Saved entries
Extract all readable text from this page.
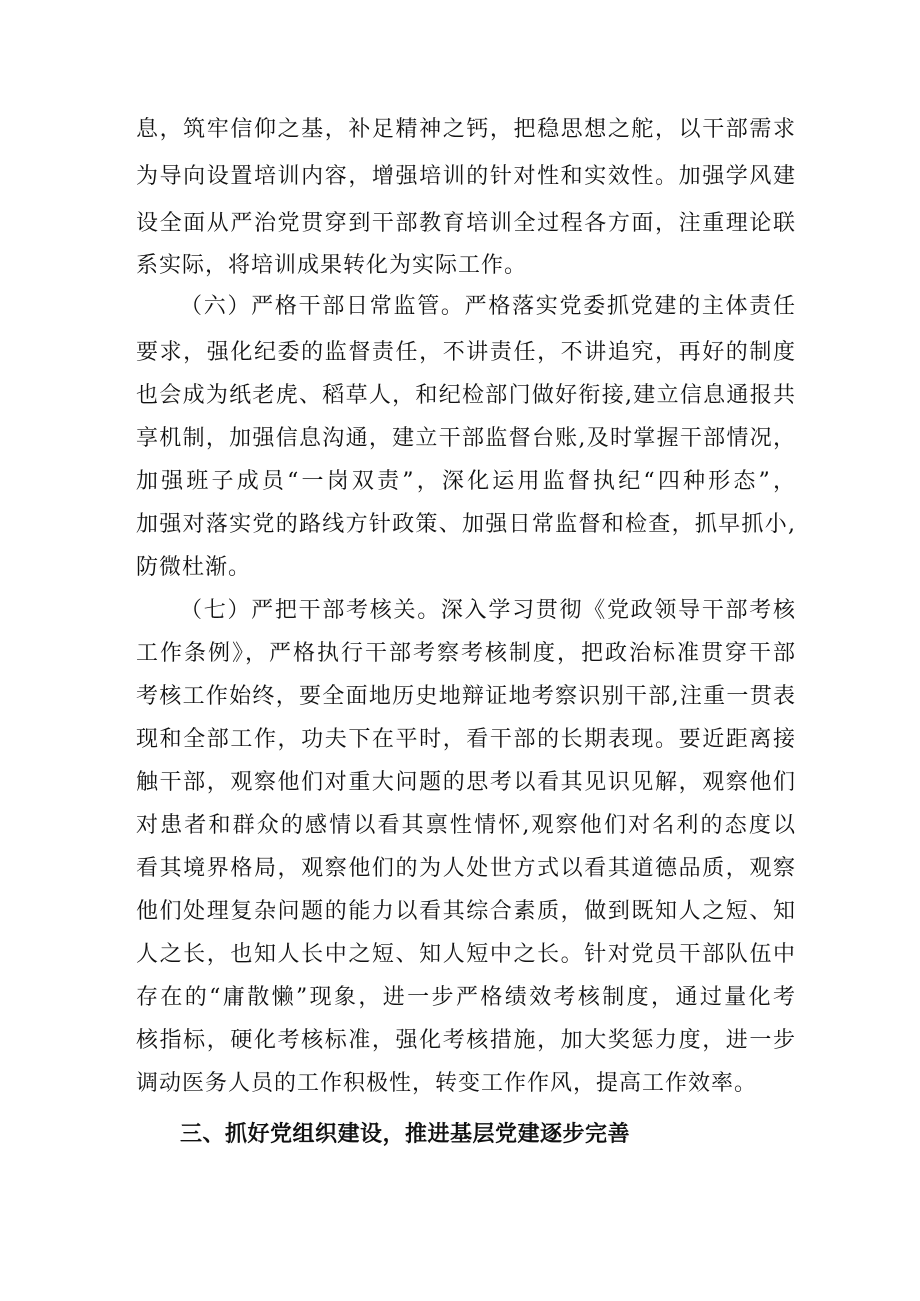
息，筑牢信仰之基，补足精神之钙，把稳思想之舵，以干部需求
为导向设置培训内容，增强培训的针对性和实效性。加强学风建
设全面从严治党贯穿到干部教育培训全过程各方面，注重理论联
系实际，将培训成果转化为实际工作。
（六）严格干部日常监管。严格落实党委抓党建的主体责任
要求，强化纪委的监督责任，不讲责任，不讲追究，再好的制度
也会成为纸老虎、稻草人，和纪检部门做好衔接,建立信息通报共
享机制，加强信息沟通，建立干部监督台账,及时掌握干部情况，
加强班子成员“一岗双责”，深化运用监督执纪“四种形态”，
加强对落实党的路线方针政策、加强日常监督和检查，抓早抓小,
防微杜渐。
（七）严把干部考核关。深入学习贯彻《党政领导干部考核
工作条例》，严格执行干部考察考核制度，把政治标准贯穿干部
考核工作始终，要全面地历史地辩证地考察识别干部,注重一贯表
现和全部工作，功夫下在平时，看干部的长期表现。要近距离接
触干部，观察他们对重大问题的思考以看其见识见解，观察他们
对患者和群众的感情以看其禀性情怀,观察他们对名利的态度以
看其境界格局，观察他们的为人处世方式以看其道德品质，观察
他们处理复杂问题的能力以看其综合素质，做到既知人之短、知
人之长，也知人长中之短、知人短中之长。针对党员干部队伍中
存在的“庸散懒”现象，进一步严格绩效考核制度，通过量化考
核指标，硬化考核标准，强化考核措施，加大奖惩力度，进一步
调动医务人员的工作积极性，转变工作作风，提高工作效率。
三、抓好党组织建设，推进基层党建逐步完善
...
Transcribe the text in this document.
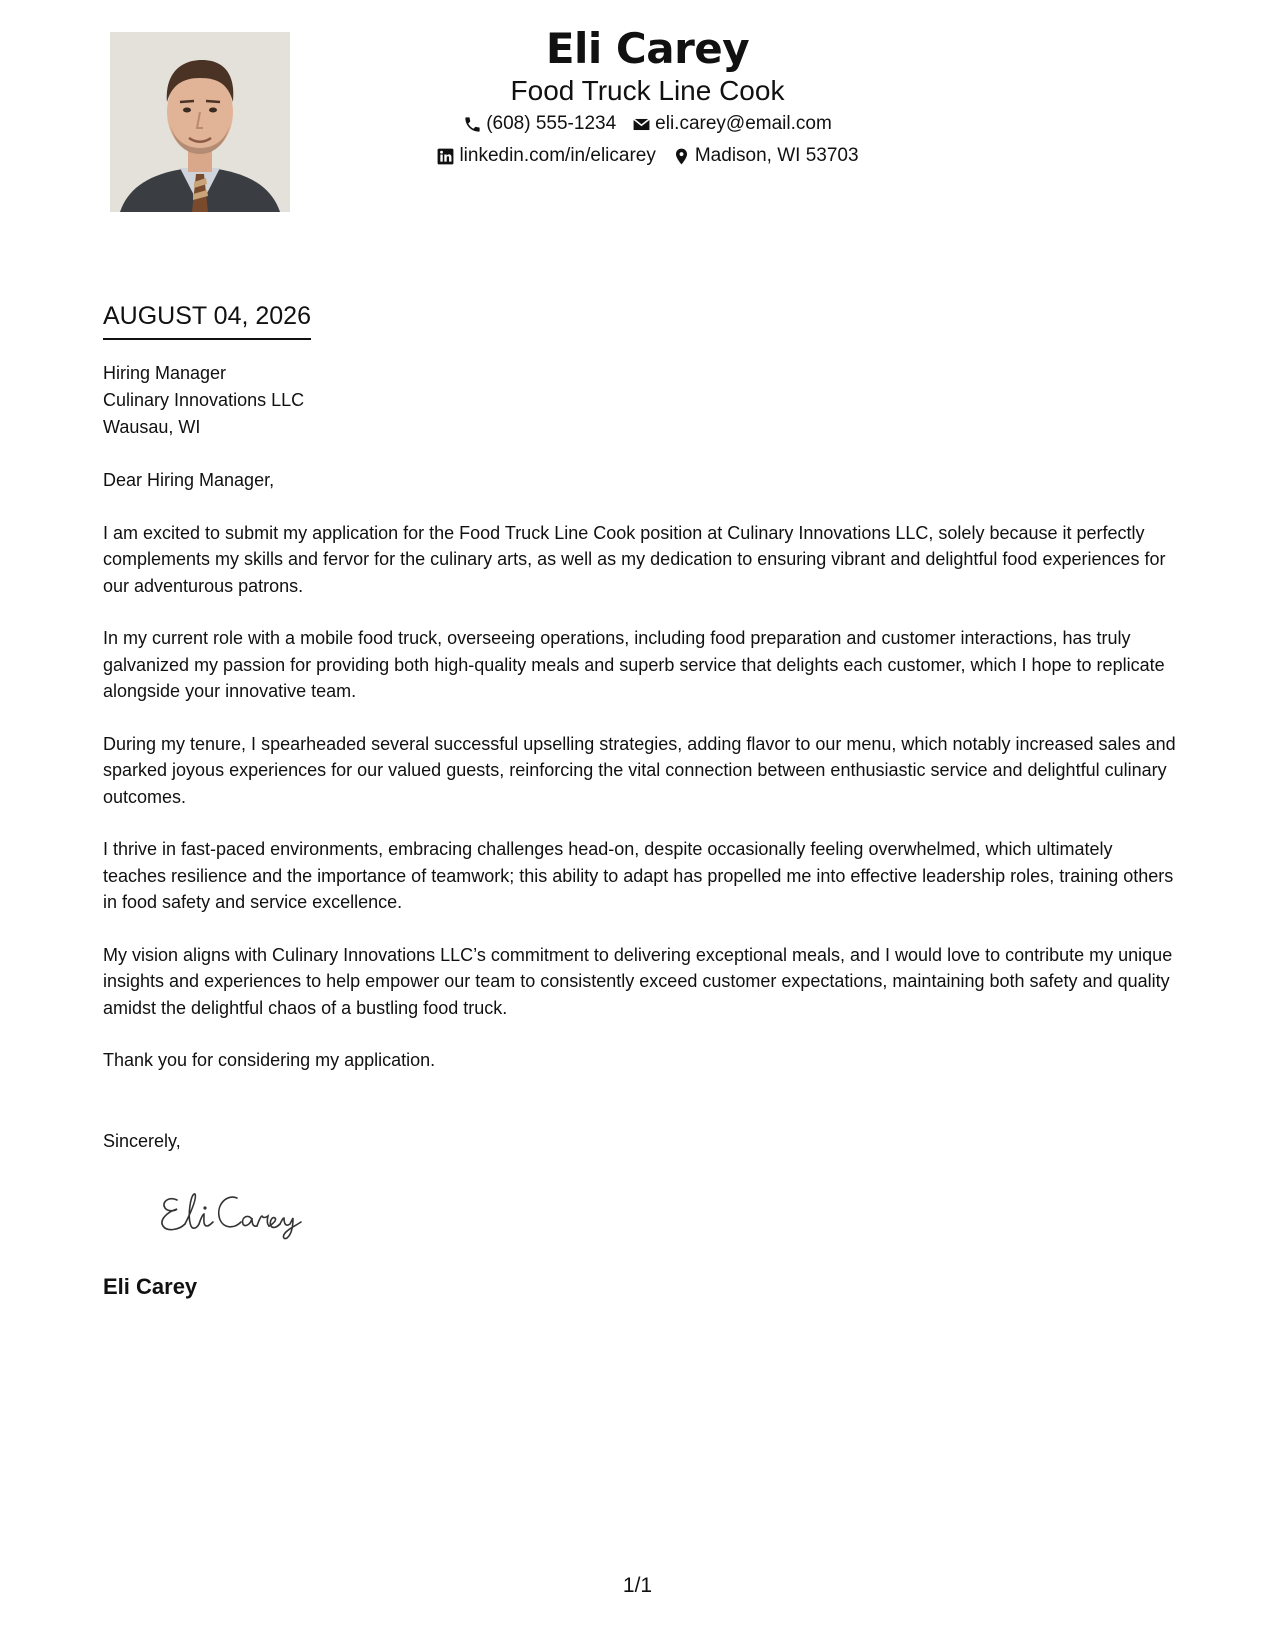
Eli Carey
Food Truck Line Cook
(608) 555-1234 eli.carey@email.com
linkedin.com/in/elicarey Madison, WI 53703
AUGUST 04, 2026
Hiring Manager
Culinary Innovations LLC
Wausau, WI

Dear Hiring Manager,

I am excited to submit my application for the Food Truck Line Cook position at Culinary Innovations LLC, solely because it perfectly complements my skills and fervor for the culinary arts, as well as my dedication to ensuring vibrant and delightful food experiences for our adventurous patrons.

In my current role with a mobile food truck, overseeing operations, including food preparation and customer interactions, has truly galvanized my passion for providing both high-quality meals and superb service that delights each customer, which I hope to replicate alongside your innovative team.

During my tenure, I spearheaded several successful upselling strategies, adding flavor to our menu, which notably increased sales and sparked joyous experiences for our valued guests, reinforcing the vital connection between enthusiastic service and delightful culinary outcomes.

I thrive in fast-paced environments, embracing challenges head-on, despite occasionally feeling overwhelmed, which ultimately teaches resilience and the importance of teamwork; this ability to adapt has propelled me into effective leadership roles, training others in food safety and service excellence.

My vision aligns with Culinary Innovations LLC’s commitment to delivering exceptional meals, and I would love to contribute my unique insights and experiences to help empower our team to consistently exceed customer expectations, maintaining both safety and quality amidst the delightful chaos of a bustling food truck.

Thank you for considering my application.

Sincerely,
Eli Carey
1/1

WHAT TO WORK ON
From the entries above, copy every line where the word "this" shows up.

TASK SOLUTION
Extract all readable text from this page.
Transcribe the text in this document.
I thrive in fast-paced environments, embracing challenges head-on, despite occasionally feeling overwhelmed, which ultimately teaches resilience and the importance of teamwork; this ability to adapt has propelled me into effective leadership roles, training others in food safety and service excellence.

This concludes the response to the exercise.